Stored entries
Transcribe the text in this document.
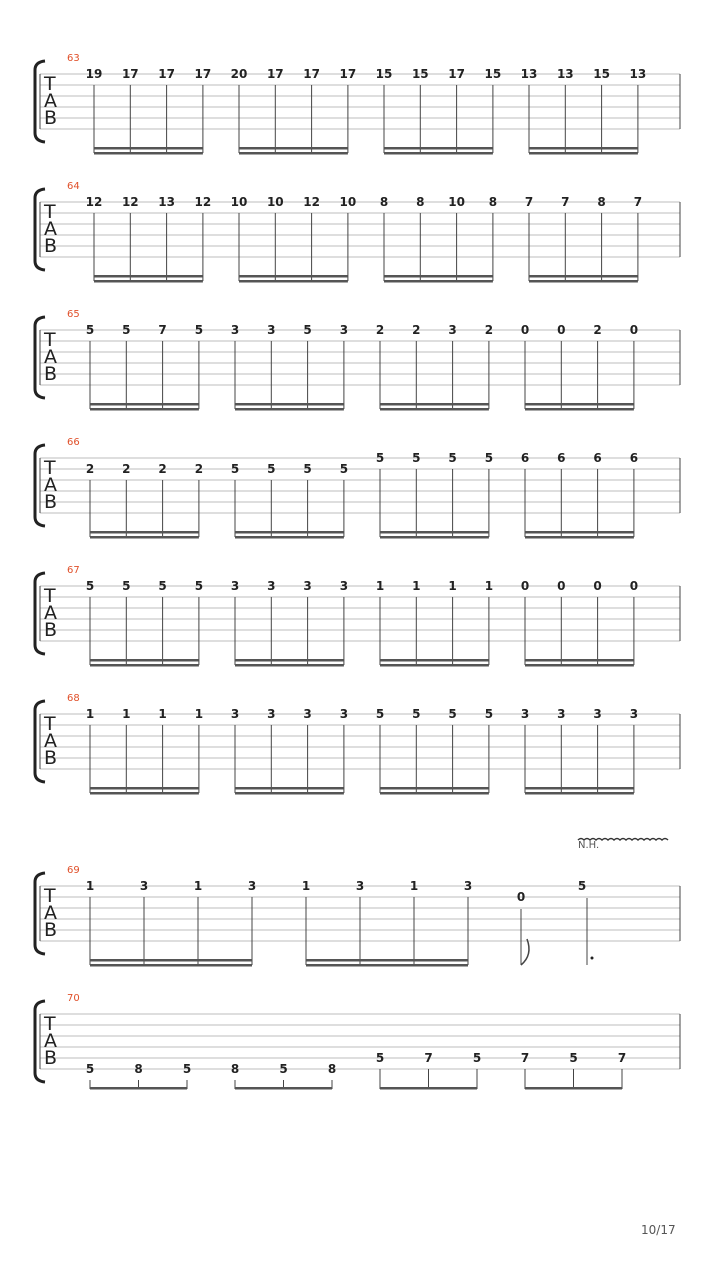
T
A
B
63
19 17 17 17 20 17 17 17 15 15 17 15 13 13 15 13
T
A
B
64
12 12 13 12 10 10 12 10 8 8 10 8 7 7 8 7
T
A
B
65
5 5 7 5 3 3 5 3 2 2 3 2 0 0 2 0
T
A
B
66
2 2 2 2 5 5 5 5
5 5 5 5 6 6 6 6
T
A
B
67
5 5 5 5 3 3 3 3 1 1 1 1 0 0 0 0
T
A
B
68
1 1 1 1 3 3 3 3 5 5 5 5 3 3 3 3
T
A
B
69
1	3	1	3	1	3	1	3
N.H.
0
5
T
A
B
70
5	8	5	8	5	8
5	7	5	7	5	7
10/17
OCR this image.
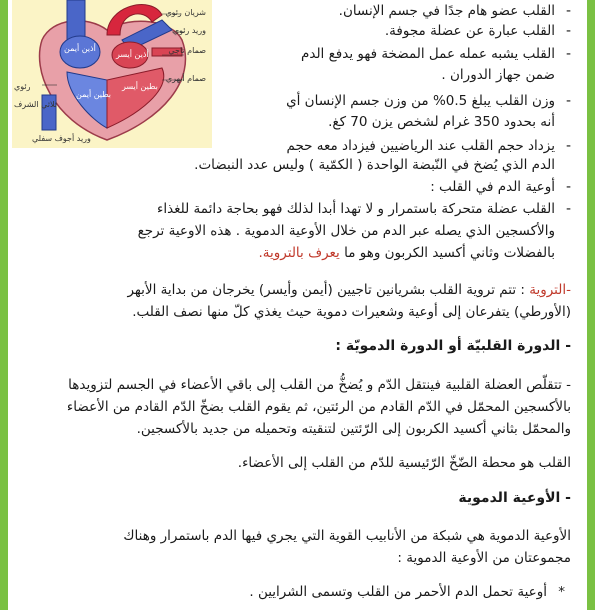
شريان رئوي
وريد رئوي
صمام تاجي
صمام أبهري
أذين أيمن
أذين أيسر
بطين أيمن
بطين أيسر
رئوي
ثلاثي الشرف
وريد أجوف سفلي
-
القلب عضو هام جدًا في جسم الإنسان.
-
القلب عبارة عن عضلة مجوفة.
-
القلب يشبه عمله عمل المضخة فهو يدفع الدم
ضمن جهاز الدوران .
-
وزن القلب يبلغ 0.5% من وزن جسم الإنسان أي
أنه بحدود 350 غرام لشخص يزن 70 كغ.
-
يزداد حجم القلب عند الرياضيين فيزداد معه حجم
الدم الذي يُضخ في النّبضة الواحدة ( الكمّية ) وليس عدد النبضات.
-
أوعية الدم في القلب :
-
القلب عضلة متحركة باستمرار و لا تهدا أبدا لذلك فهو بحاجة دائمة للغذاء
والأكسجين الذي يصله عبر الدم من خلال الأوعية الدموية . هذه الاوعية ترجع
بالفضلات وثاني أكسيد الكربون وهو ما يعرف بالتروية.
-التروية : تتم تروية القلب بشريانين تاجيين (أيمن وأيسر) يخرجان من بداية الأبهر
(الأورطي) يتفرعان إلى أوعية وشعيرات دموية حيث يغذي كلّ منها نصف القلب.
- الدورة القلبيّة أو الدورة الدمويّة :
- تتقلّص العضلة القلبية فينتقل الدّم و يُضخُّ من القلب إلى باقي الأعضاء في الجسم لتزويدها
بالأكسجين المحمّل في الدّم القادم من الرئتين، ثم يقوم القلب بضخّ الدّم القادم من الأعضاء
والمحمّل بثاني أكسيد الكربون إلى الرّئتين لتنقيته وتحميله من جديد بالأكسجين.
القلب هو محطة الضّخّ الرّئيسية للدّم من القلب إلى الأعضاء.
- الأوعية الدموية
الأوعية الدموية هي شبكة من الأنابيب القوية التي يجري فيها الدم باستمرار وهناك
مجموعتان من الأوعية الدموية :
*
أوعية تحمل الدم الأحمر من القلب وتسمى الشرايين .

Directions for this task
Gather each line from the entries above that includes the word "الكربون".

Exercise answer
بالفضلات وثاني أكسيد الكربون وهو ما يعرف بالتروية.
والمحمّل بثاني أكسيد الكربون إلى الرّئتين لتنقيته وتحميله من جديد بالأكسجين.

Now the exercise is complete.